*Stored records*
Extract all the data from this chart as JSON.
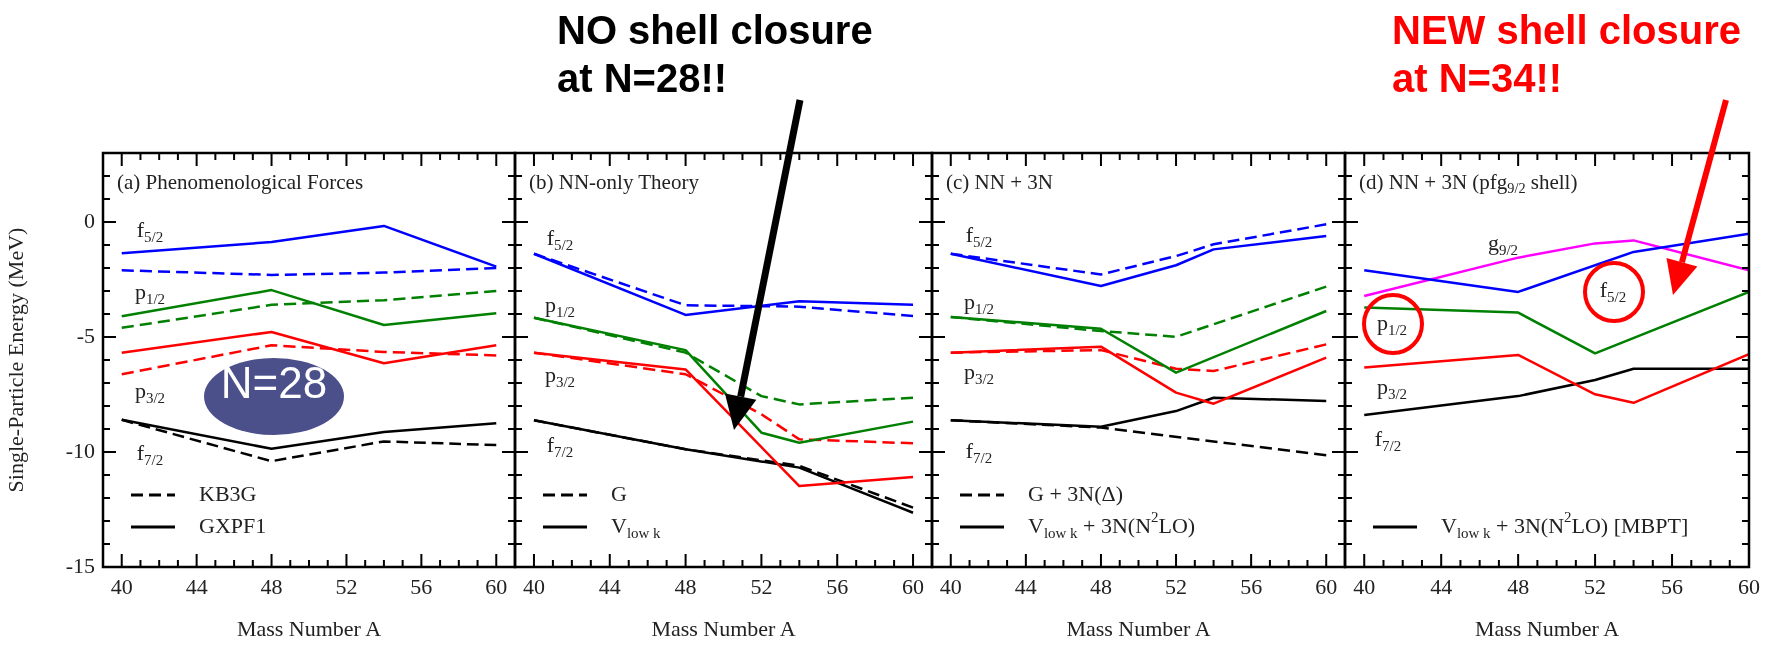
{
  "chart_data": [
    {
      "type": "line",
      "title": "(a) Phenomenological Forces",
      "xlabel": "Mass Number A",
      "ylabel": "Single-Particle Energy (MeV)",
      "xlim": [
        39,
        61
      ],
      "ylim": [
        -15,
        3
      ],
      "xticks": [
        40,
        {
          "value": 41,
          "label": null
        },
        {
          "value": 42,
          "label": null
        },
        {
          "value": 43,
          "label": null
        },
        44,
        {
          "value": 45,
          "label": null
        },
        {
          "value": 46,
          "label": null
        },
        {
          "value": 47,
          "label": null
        },
        48,
        {
          "value": 49,
          "label": null
        },
        {
          "value": 50,
          "label": null
        },
        {
          "value": 51,
          "label": null
        },
        52,
        {
          "value": 53,
          "label": null
        },
        {
          "value": 54,
          "label": null
        },
        {
          "value": 55,
          "label": null
        },
        56,
        {
          "value": 57,
          "label": null
        },
        {
          "value": 58,
          "label": null
        },
        {
          "value": 59,
          "label": null
        },
        60
      ],
      "yticks": [
        -15,
        {
          "value": -14,
          "label": null
        },
        {
          "value": -13,
          "label": null
        },
        {
          "value": -12,
          "label": null
        },
        {
          "value": -11,
          "label": null
        },
        -10,
        {
          "value": -9,
          "label": null
        },
        {
          "value": -8,
          "label": null
        },
        {
          "value": -7,
          "label": null
        },
        {
          "value": -6,
          "label": null
        },
        -5,
        {
          "value": -4,
          "label": null
        },
        {
          "value": -3,
          "label": null
        },
        {
          "value": -2,
          "label": null
        },
        {
          "value": -1,
          "label": null
        },
        0,
        {
          "value": 1,
          "label": null
        },
        {
          "value": 2,
          "label": null
        }
      ],
      "legend": "bottom left",
      "annotations": [
        "N=28",
        "f$_{5/2}$",
        "p$_{1/2}$",
        "p$_{3/2}$",
        "f$_{7/2}$"
      ],
      "series": [
        {
          "color": "#0000ff",
          "line_style": "solid",
          "x": [
            40,
            48,
            54,
            60
          ],
          "values": [
            -1.36,
            -0.87,
            -0.17,
            -1.94
          ]
        },
        {
          "color": "#0000ff",
          "line_style": "dashed",
          "x": [
            40,
            48,
            54,
            60
          ],
          "values": [
            -2.1,
            -2.3,
            -2.2,
            -2.0
          ]
        },
        {
          "color": "#008000",
          "line_style": "solid",
          "x": [
            40,
            48,
            54,
            60
          ],
          "values": [
            -4.1,
            -2.96,
            -4.48,
            -3.97
          ]
        },
        {
          "color": "#008000",
          "line_style": "dashed",
          "x": [
            40,
            48,
            54,
            60
          ],
          "values": [
            -4.6,
            -3.6,
            -3.4,
            -3.0
          ]
        },
        {
          "color": "#ff0000",
          "line_style": "solid",
          "x": [
            40,
            48,
            54,
            60
          ],
          "values": [
            -5.68,
            -4.78,
            -6.14,
            -5.36
          ]
        },
        {
          "color": "#ff0000",
          "line_style": "dashed",
          "x": [
            40,
            48,
            54,
            60
          ],
          "values": [
            -6.62,
            -5.36,
            -5.65,
            -5.8
          ]
        },
        {
          "name": "KB3G",
          "color": "#000000",
          "line_style": "dashed",
          "x": [
            40,
            48,
            54,
            60
          ],
          "values": [
            -8.6,
            -10.4,
            -9.54,
            -9.7
          ]
        },
        {
          "name": "GXPF1",
          "color": "#000000",
          "line_style": "solid",
          "x": [
            40,
            48,
            54,
            60
          ],
          "values": [
            -8.6,
            -9.86,
            -9.13,
            -8.75
          ]
        }
      ]
    },
    {
      "type": "line",
      "title": "(b) NN-only Theory",
      "xlabel": "Mass Number A",
      "xlim": [
        39,
        61
      ],
      "ylim": [
        -15,
        3
      ],
      "tick_labels": "x",
      "xticks": [
        40,
        {
          "value": 41,
          "label": null
        },
        {
          "value": 42,
          "label": null
        },
        {
          "value": 43,
          "label": null
        },
        44,
        {
          "value": 45,
          "label": null
        },
        {
          "value": 46,
          "label": null
        },
        {
          "value": 47,
          "label": null
        },
        48,
        {
          "value": 49,
          "label": null
        },
        {
          "value": 50,
          "label": null
        },
        {
          "value": 51,
          "label": null
        },
        52,
        {
          "value": 53,
          "label": null
        },
        {
          "value": 54,
          "label": null
        },
        {
          "value": 55,
          "label": null
        },
        56,
        {
          "value": 57,
          "label": null
        },
        {
          "value": 58,
          "label": null
        },
        {
          "value": 59,
          "label": null
        },
        60
      ],
      "yticks": [
        -15,
        {
          "value": -14,
          "label": null
        },
        {
          "value": -13,
          "label": null
        },
        {
          "value": -12,
          "label": null
        },
        {
          "value": -11,
          "label": null
        },
        -10,
        {
          "value": -9,
          "label": null
        },
        {
          "value": -8,
          "label": null
        },
        {
          "value": -7,
          "label": null
        },
        {
          "value": -6,
          "label": null
        },
        -5,
        {
          "value": -4,
          "label": null
        },
        {
          "value": -3,
          "label": null
        },
        {
          "value": -2,
          "label": null
        },
        {
          "value": -1,
          "label": null
        },
        0,
        {
          "value": 1,
          "label": null
        },
        {
          "value": 2,
          "label": null
        }
      ],
      "legend": "bottom left",
      "annotations": [
        "NO shell closure at N=28!!",
        "f$_{5/2}$",
        "p$_{1/2}$",
        "p$_{3/2}$",
        "f$_{7/2}$"
      ],
      "series": [
        {
          "color": "#0000ff",
          "line_style": "solid",
          "x": [
            40,
            48,
            54,
            60
          ],
          "values": [
            -1.38,
            -4.04,
            -3.45,
            -3.6
          ]
        },
        {
          "color": "#0000ff",
          "line_style": "dashed",
          "x": [
            40,
            48,
            54,
            60
          ],
          "values": [
            -1.38,
            -3.62,
            -3.68,
            -4.09
          ]
        },
        {
          "color": "#008000",
          "line_style": "solid",
          "x": [
            40,
            48,
            52,
            54,
            60
          ],
          "values": [
            -4.16,
            -5.57,
            -9.16,
            -9.6,
            -8.68
          ]
        },
        {
          "color": "#008000",
          "line_style": "dashed",
          "x": [
            40,
            48,
            52,
            54,
            60
          ],
          "values": [
            -4.16,
            -5.68,
            -7.57,
            -7.93,
            -7.64
          ]
        },
        {
          "color": "#ff0000",
          "line_style": "solid",
          "x": [
            40,
            48,
            54,
            60
          ],
          "values": [
            -5.68,
            -6.41,
            -11.48,
            -11.09
          ]
        },
        {
          "color": "#ff0000",
          "line_style": "dashed",
          "x": [
            40,
            48,
            52,
            54,
            60
          ],
          "values": [
            -5.68,
            -6.62,
            -8.36,
            -9.45,
            -9.62
          ]
        },
        {
          "name": "G",
          "color": "#000000",
          "line_style": "dashed",
          "x": [
            40,
            48,
            54,
            60
          ],
          "values": [
            -8.62,
            -9.88,
            -10.6,
            -12.42
          ]
        },
        {
          "name": "V$_{low k}$",
          "color": "#000000",
          "line_style": "solid",
          "x": [
            40,
            48,
            54,
            60
          ],
          "values": [
            -8.62,
            -9.88,
            -10.68,
            -12.64
          ]
        }
      ]
    },
    {
      "type": "line",
      "title": "(c) NN + 3N",
      "xlabel": "Mass Number A",
      "xlim": [
        39,
        61
      ],
      "ylim": [
        -15,
        3
      ],
      "tick_labels": "x",
      "xticks": [
        40,
        {
          "value": 41,
          "label": null
        },
        {
          "value": 42,
          "label": null
        },
        {
          "value": 43,
          "label": null
        },
        44,
        {
          "value": 45,
          "label": null
        },
        {
          "value": 46,
          "label": null
        },
        {
          "value": 47,
          "label": null
        },
        48,
        {
          "value": 49,
          "label": null
        },
        {
          "value": 50,
          "label": null
        },
        {
          "value": 51,
          "label": null
        },
        52,
        {
          "value": 53,
          "label": null
        },
        {
          "value": 54,
          "label": null
        },
        {
          "value": 55,
          "label": null
        },
        56,
        {
          "value": 57,
          "label": null
        },
        {
          "value": 58,
          "label": null
        },
        {
          "value": 59,
          "label": null
        },
        60
      ],
      "yticks": [
        -15,
        {
          "value": -14,
          "label": null
        },
        {
          "value": -13,
          "label": null
        },
        {
          "value": -12,
          "label": null
        },
        {
          "value": -11,
          "label": null
        },
        -10,
        {
          "value": -9,
          "label": null
        },
        {
          "value": -8,
          "label": null
        },
        {
          "value": -7,
          "label": null
        },
        {
          "value": -6,
          "label": null
        },
        -5,
        {
          "value": -4,
          "label": null
        },
        {
          "value": -3,
          "label": null
        },
        {
          "value": -2,
          "label": null
        },
        {
          "value": -1,
          "label": null
        },
        0,
        {
          "value": 1,
          "label": null
        },
        {
          "value": 2,
          "label": null
        }
      ],
      "legend": "bottom left",
      "annotations": [
        "f$_{5/2}$",
        "p$_{1/2}$",
        "p$_{3/2}$",
        "f$_{7/2}$"
      ],
      "series": [
        {
          "color": "#0000ff",
          "line_style": "solid",
          "x": [
            40,
            48,
            52,
            54,
            60
          ],
          "values": [
            -1.38,
            -2.78,
            -1.88,
            -1.19,
            -0.61
          ]
        },
        {
          "color": "#0000ff",
          "line_style": "dashed",
          "x": [
            40,
            48,
            52,
            54,
            60
          ],
          "values": [
            -1.38,
            -2.28,
            -1.48,
            -0.97,
            -0.1
          ]
        },
        {
          "color": "#008000",
          "line_style": "solid",
          "x": [
            40,
            48,
            52,
            60
          ],
          "values": [
            -4.13,
            -4.64,
            -6.55,
            -3.87
          ]
        },
        {
          "color": "#008000",
          "line_style": "dashed",
          "x": [
            40,
            48,
            52,
            60
          ],
          "values": [
            -4.13,
            -4.74,
            -4.99,
            -2.81
          ]
        },
        {
          "color": "#ff0000",
          "line_style": "solid",
          "x": [
            40,
            48,
            52,
            54,
            60
          ],
          "values": [
            -5.68,
            -5.42,
            -7.42,
            -7.9,
            -5.9
          ]
        },
        {
          "color": "#ff0000",
          "line_style": "dashed",
          "x": [
            40,
            48,
            52,
            54,
            60
          ],
          "values": [
            -5.68,
            -5.57,
            -6.38,
            -6.48,
            -5.32
          ]
        },
        {
          "name": "G + 3N(Δ)",
          "color": "#000000",
          "line_style": "dashed",
          "x": [
            40,
            48,
            60
          ],
          "values": [
            -8.62,
            -8.94,
            -10.14
          ]
        },
        {
          "name": "V$_{low k}$ + 3N(N$^{2}$LO)",
          "color": "#000000",
          "line_style": "solid",
          "x": [
            40,
            48,
            52,
            54,
            60
          ],
          "values": [
            -8.62,
            -8.9,
            -8.22,
            -7.64,
            -7.78
          ]
        }
      ]
    },
    {
      "type": "line",
      "title": "(d) NN + 3N (pfg$_{9/2}$ shell)",
      "xlabel": "Mass Number A",
      "xlim": [
        39,
        60
      ],
      "ylim": [
        -15,
        3
      ],
      "tick_labels": "x",
      "xticks": [
        40,
        {
          "value": 41,
          "label": null
        },
        {
          "value": 42,
          "label": null
        },
        {
          "value": 43,
          "label": null
        },
        44,
        {
          "value": 45,
          "label": null
        },
        {
          "value": 46,
          "label": null
        },
        {
          "value": 47,
          "label": null
        },
        48,
        {
          "value": 49,
          "label": null
        },
        {
          "value": 50,
          "label": null
        },
        {
          "value": 51,
          "label": null
        },
        52,
        {
          "value": 53,
          "label": null
        },
        {
          "value": 54,
          "label": null
        },
        {
          "value": 55,
          "label": null
        },
        56,
        {
          "value": 57,
          "label": null
        },
        {
          "value": 58,
          "label": null
        },
        {
          "value": 59,
          "label": null
        },
        60
      ],
      "yticks": [
        -15,
        {
          "value": -14,
          "label": null
        },
        {
          "value": -13,
          "label": null
        },
        {
          "value": -12,
          "label": null
        },
        {
          "value": -11,
          "label": null
        },
        -10,
        {
          "value": -9,
          "label": null
        },
        {
          "value": -8,
          "label": null
        },
        {
          "value": -7,
          "label": null
        },
        {
          "value": -6,
          "label": null
        },
        -5,
        {
          "value": -4,
          "label": null
        },
        {
          "value": -3,
          "label": null
        },
        {
          "value": -2,
          "label": null
        },
        {
          "value": -1,
          "label": null
        },
        0,
        {
          "value": 1,
          "label": null
        },
        {
          "value": 2,
          "label": null
        }
      ],
      "legend": "bottom left",
      "annotations": [
        "NEW shell closure at N=34!!",
        "g$_{9/2}$",
        "f$_{5/2}$",
        "p$_{1/2}$",
        "p$_{3/2}$",
        "f$_{7/2}$"
      ],
      "series": [
        {
          "color": "#0000ff",
          "line_style": "solid",
          "x": [
            40,
            48,
            54,
            60
          ],
          "values": [
            -2.1,
            -3.04,
            -1.3,
            -0.51
          ]
        },
        {
          "color": "#ff00ff",
          "line_style": "solid",
          "x": [
            40,
            48,
            52,
            54,
            60
          ],
          "values": [
            -3.22,
            -1.55,
            -0.93,
            -0.8,
            -2.1
          ]
        },
        {
          "color": "#008000",
          "line_style": "solid",
          "x": [
            40,
            48,
            52,
            60
          ],
          "values": [
            -3.72,
            -3.94,
            -5.71,
            -3.04
          ]
        },
        {
          "color": "#ff0000",
          "line_style": "solid",
          "x": [
            40,
            48,
            52,
            54,
            60
          ],
          "values": [
            -6.33,
            -5.78,
            -7.49,
            -7.86,
            -5.75
          ]
        },
        {
          "name": "V$_{low k}$ + 3N(N$^{2}$LO) [MBPT]",
          "color": "#000000",
          "line_style": "solid",
          "x": [
            40,
            48,
            52,
            54,
            60
          ],
          "values": [
            -8.39,
            -7.57,
            -6.87,
            -6.38,
            -6.38
          ]
        }
      ]
    }
  ]
}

*Aim*
Copy every line above that includes the string "title".

*Exercise answer*
      "title": "(a) Phenomenological Forces",
      "title": "(b) NN-only Theory",
      "title": "(c) NN + 3N",
      "title": "(d) NN + 3N (pfg$_{9/2}$ shell)",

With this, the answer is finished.